▸ **Provided records**
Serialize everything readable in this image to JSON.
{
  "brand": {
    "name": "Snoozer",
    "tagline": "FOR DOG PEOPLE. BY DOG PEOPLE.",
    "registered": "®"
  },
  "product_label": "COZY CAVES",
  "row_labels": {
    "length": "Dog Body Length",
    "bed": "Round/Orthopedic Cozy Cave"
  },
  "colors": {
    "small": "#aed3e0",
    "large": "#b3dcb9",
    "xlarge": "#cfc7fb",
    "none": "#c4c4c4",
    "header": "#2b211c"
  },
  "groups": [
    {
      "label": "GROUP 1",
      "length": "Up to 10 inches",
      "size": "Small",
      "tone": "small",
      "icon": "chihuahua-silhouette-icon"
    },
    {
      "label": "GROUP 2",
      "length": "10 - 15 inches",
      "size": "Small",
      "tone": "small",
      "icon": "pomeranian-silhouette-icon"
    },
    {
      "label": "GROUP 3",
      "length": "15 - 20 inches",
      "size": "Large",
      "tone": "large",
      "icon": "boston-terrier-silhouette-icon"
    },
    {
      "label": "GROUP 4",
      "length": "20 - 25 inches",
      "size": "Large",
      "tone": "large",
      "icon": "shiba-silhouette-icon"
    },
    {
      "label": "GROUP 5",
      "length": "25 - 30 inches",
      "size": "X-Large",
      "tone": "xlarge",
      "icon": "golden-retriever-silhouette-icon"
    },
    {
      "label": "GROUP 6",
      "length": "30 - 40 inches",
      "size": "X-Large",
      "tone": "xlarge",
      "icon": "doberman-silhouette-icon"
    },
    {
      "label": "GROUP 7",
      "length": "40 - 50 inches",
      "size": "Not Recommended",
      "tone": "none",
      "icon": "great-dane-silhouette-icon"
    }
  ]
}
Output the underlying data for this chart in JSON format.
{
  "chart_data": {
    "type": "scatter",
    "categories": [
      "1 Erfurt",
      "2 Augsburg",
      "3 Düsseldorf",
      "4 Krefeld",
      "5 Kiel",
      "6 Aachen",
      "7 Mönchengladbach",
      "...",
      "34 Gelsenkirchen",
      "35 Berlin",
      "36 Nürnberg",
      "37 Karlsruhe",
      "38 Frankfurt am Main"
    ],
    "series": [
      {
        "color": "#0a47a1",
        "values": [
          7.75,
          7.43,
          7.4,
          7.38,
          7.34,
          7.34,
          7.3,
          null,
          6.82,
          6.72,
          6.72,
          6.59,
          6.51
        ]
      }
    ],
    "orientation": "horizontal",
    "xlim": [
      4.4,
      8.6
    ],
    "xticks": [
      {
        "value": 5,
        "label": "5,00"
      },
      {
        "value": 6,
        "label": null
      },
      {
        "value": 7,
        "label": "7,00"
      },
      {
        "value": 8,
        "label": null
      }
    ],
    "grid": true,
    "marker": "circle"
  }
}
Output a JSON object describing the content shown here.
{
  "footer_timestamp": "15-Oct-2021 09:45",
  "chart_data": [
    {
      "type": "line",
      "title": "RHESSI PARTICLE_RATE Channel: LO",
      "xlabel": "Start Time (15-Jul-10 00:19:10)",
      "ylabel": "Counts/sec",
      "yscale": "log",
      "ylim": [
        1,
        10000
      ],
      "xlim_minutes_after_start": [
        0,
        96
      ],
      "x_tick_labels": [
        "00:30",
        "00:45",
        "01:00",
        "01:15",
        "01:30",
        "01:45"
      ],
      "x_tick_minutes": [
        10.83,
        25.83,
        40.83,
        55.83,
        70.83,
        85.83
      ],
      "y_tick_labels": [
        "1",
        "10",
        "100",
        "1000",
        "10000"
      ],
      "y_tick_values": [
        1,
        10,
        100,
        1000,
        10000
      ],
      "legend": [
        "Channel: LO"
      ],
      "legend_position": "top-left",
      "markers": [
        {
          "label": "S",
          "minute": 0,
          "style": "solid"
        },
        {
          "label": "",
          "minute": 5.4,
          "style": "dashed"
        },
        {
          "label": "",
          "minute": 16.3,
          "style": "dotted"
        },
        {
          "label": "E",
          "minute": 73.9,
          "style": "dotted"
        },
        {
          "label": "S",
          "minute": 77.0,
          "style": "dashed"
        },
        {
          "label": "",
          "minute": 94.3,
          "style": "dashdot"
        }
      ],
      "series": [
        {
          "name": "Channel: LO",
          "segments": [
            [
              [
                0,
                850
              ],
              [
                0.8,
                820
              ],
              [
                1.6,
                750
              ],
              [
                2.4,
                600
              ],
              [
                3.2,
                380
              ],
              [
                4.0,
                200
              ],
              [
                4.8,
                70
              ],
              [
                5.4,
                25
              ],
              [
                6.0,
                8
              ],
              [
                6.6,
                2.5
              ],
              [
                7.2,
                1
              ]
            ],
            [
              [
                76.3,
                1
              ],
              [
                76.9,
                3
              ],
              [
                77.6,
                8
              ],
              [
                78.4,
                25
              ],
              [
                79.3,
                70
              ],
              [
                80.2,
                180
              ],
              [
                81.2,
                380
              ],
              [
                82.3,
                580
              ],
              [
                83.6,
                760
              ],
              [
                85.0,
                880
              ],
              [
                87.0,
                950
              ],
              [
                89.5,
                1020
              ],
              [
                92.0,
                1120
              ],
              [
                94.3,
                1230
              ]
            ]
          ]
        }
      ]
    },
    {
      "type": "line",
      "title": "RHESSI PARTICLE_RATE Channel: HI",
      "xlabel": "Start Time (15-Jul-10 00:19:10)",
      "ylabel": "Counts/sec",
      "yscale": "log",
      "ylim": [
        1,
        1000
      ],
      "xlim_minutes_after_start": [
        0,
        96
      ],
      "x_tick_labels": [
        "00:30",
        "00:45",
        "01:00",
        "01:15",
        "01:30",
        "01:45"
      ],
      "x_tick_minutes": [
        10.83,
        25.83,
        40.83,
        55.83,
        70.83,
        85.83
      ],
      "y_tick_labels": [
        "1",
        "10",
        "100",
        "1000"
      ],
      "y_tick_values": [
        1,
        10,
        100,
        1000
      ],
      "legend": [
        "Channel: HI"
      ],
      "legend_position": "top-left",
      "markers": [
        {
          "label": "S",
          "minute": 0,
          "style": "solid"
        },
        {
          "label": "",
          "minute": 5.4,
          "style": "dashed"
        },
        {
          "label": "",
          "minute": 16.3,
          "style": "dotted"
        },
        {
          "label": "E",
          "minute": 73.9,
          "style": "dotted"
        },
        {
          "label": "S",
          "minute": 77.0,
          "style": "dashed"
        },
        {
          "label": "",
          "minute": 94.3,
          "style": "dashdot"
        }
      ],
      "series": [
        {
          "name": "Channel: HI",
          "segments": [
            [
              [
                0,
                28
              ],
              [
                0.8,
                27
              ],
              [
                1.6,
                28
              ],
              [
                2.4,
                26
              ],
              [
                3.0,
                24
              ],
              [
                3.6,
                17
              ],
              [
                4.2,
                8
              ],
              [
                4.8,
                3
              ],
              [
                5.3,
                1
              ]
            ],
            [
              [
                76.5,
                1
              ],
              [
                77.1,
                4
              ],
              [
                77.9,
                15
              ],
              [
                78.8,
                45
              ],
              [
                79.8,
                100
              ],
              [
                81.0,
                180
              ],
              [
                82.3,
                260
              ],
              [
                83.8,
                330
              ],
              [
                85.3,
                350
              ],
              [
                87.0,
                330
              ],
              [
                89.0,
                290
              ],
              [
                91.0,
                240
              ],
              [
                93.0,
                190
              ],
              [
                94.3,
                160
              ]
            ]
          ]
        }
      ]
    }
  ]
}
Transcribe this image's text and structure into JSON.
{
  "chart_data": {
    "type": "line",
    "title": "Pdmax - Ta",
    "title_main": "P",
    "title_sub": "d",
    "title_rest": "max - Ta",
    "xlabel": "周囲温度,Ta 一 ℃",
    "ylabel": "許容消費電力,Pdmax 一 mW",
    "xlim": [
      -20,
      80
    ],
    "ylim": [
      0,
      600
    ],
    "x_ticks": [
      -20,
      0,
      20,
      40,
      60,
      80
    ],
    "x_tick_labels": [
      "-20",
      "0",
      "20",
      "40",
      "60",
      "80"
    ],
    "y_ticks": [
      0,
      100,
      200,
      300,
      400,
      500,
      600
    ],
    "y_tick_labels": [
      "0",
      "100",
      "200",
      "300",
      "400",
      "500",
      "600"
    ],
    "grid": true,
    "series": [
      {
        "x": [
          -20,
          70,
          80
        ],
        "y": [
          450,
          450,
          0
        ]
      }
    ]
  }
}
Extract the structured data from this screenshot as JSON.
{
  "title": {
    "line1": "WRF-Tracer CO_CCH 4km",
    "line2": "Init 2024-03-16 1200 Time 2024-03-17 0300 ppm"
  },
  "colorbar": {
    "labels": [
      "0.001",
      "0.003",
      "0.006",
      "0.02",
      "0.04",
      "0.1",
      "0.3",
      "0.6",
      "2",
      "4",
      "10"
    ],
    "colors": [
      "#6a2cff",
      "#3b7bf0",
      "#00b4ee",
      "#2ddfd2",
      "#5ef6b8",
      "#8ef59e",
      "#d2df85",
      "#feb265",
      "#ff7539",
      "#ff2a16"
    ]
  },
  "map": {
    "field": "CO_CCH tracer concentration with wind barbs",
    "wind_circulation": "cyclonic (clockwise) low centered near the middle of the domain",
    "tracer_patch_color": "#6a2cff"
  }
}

▸ **Written task**
Repeat exactly the lines from the line containing "Transcribe this image's" through the end of the listing above; both boundary lines are part of the output.

▸ **Completed task**
Transcribe this image's text and structure into JSON.
{
  "chart_data": {
    "type": "line",
    "title": "Pdmax - Ta",
    "title_main": "P",
    "title_sub": "d",
    "title_rest": "max - Ta",
    "xlabel": "周囲温度,Ta 一 ℃",
    "ylabel": "許容消費電力,Pdmax 一 mW",
    "xlim": [
      -20,
      80
    ],
    "ylim": [
      0,
      600
    ],
    "x_ticks": [
      -20,
      0,
      20,
      40,
      60,
      80
    ],
    "x_tick_labels": [
      "-20",
      "0",
      "20",
      "40",
      "60",
      "80"
    ],
    "y_ticks": [
      0,
      100,
      200,
      300,
      400,
      500,
      600
    ],
    "y_tick_labels": [
      "0",
      "100",
      "200",
      "300",
      "400",
      "500",
      "600"
    ],
    "grid": true,
    "series": [
      {
        "x": [
          -20,
          70,
          80
        ],
        "y": [
          450,
          450,
          0
        ]
      }
    ]
  }
}
Extract the structured data from this screenshot as JSON.
{
  "title": {
    "line1": "WRF-Tracer CO_CCH 4km",
    "line2": "Init 2024-03-16 1200 Time 2024-03-17 0300 ppm"
  },
  "colorbar": {
    "labels": [
      "0.001",
      "0.003",
      "0.006",
      "0.02",
      "0.04",
      "0.1",
      "0.3",
      "0.6",
      "2",
      "4",
      "10"
    ],
    "colors": [
      "#6a2cff",
      "#3b7bf0",
      "#00b4ee",
      "#2ddfd2",
      "#5ef6b8",
      "#8ef59e",
      "#d2df85",
      "#feb265",
      "#ff7539",
      "#ff2a16"
    ]
  },
  "map": {
    "field": "CO_CCH tracer concentration with wind barbs",
    "wind_circulation": "cyclonic (clockwise) low centered near the middle of the domain",
    "tracer_patch_color": "#6a2cff"
  }
}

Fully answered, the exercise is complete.